WORK TO DO » Identify, in the records below, every line where the string "background" appears, and copy each such line.
START
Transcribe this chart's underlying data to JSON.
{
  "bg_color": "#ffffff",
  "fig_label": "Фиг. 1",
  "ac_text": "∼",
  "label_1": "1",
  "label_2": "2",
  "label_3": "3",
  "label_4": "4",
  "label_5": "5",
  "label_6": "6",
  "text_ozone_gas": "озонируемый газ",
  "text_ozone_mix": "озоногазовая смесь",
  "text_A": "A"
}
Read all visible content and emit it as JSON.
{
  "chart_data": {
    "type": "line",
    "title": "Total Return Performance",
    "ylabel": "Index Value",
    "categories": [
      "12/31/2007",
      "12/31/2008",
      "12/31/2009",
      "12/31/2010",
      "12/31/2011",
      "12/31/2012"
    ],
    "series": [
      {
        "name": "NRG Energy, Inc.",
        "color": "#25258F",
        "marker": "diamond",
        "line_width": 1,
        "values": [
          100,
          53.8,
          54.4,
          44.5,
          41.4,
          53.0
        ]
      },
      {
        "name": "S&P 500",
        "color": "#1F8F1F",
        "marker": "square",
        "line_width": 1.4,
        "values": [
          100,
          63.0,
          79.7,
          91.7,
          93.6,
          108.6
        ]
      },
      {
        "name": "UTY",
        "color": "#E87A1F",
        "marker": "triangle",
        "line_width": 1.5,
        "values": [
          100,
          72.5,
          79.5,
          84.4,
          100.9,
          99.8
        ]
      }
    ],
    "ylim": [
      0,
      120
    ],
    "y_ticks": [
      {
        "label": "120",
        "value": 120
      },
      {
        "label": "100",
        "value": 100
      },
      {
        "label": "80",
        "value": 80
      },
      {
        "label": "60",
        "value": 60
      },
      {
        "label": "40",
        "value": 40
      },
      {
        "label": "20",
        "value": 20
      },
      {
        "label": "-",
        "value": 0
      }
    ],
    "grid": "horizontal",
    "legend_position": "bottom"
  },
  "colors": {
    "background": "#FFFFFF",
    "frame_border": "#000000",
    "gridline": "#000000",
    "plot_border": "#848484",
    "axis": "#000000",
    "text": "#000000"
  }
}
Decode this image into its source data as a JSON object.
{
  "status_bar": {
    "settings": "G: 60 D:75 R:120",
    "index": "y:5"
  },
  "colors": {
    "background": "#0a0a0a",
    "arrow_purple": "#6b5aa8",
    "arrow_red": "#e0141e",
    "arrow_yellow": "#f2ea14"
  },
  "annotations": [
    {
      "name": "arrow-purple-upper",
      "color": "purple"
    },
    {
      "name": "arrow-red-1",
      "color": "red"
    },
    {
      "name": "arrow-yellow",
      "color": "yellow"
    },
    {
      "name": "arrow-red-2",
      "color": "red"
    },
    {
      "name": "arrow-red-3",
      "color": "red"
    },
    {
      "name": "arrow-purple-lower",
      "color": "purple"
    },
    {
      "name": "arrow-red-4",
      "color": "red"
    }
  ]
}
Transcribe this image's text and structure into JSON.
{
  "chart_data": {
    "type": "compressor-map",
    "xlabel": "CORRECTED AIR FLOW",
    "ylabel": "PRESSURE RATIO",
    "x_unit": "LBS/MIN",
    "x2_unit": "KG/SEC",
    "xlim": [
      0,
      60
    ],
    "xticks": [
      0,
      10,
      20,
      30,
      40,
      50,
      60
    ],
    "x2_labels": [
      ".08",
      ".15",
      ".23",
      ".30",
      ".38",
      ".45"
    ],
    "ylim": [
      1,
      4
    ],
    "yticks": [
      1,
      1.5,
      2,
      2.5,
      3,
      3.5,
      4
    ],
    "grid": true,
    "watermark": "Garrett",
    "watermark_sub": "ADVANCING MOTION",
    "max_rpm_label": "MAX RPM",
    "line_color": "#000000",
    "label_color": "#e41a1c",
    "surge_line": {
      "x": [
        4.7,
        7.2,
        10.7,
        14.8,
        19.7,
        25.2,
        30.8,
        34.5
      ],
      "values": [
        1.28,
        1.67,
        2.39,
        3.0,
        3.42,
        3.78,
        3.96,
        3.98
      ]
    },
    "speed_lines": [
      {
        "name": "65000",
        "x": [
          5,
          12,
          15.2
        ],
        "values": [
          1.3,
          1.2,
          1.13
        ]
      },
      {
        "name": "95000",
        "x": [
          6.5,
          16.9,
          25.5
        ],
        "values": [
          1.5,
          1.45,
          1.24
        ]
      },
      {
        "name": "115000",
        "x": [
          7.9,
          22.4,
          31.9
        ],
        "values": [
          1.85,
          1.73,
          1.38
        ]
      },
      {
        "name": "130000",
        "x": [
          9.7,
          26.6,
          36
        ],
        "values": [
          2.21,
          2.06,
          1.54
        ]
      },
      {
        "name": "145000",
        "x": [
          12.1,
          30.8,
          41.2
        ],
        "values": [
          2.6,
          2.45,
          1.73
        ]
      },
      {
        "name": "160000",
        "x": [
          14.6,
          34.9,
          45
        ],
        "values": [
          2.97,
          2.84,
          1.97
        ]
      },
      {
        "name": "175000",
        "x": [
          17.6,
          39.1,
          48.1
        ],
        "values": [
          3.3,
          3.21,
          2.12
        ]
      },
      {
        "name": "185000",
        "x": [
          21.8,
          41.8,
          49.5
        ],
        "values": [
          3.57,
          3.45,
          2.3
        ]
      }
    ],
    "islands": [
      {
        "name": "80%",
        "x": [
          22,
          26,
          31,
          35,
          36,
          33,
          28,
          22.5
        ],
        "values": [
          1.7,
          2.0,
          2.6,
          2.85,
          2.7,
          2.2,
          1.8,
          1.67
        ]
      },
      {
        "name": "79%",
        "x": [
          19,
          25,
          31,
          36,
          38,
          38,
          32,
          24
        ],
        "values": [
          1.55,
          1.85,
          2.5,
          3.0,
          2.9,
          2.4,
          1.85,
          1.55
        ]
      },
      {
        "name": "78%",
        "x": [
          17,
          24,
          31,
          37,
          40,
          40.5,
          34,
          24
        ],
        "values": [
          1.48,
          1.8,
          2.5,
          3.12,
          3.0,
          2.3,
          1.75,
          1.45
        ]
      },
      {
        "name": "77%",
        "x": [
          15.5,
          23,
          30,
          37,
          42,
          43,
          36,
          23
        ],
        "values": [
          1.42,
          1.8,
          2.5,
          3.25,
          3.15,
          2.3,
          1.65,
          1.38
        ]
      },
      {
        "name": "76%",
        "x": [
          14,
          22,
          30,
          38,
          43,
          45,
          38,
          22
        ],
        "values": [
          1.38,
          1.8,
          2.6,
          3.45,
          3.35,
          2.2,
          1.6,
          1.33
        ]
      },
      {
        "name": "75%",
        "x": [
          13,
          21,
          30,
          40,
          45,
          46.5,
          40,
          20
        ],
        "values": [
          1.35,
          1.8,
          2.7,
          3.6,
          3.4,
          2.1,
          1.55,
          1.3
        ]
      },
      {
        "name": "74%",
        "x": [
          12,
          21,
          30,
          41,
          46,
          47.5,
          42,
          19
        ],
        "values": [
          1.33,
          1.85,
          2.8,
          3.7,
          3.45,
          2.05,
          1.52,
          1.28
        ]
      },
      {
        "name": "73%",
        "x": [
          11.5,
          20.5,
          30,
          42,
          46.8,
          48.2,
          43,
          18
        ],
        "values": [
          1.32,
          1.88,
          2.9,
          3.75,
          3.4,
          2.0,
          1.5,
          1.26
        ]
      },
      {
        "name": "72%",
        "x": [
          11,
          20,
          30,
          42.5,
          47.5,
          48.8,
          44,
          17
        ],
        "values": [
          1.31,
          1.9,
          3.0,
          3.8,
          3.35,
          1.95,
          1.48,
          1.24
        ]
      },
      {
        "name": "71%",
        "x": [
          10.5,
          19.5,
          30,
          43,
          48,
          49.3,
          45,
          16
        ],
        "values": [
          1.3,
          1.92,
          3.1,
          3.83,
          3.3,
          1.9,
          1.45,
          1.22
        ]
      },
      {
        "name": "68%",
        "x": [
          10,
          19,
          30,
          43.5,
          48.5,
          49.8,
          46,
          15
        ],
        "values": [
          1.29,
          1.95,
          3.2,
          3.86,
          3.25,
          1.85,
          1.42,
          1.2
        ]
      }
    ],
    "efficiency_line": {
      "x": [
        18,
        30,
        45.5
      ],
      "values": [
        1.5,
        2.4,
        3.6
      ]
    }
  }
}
END
CORRECT RESULT »
    "background": "#FFFFFF",
    "background": "#0a0a0a",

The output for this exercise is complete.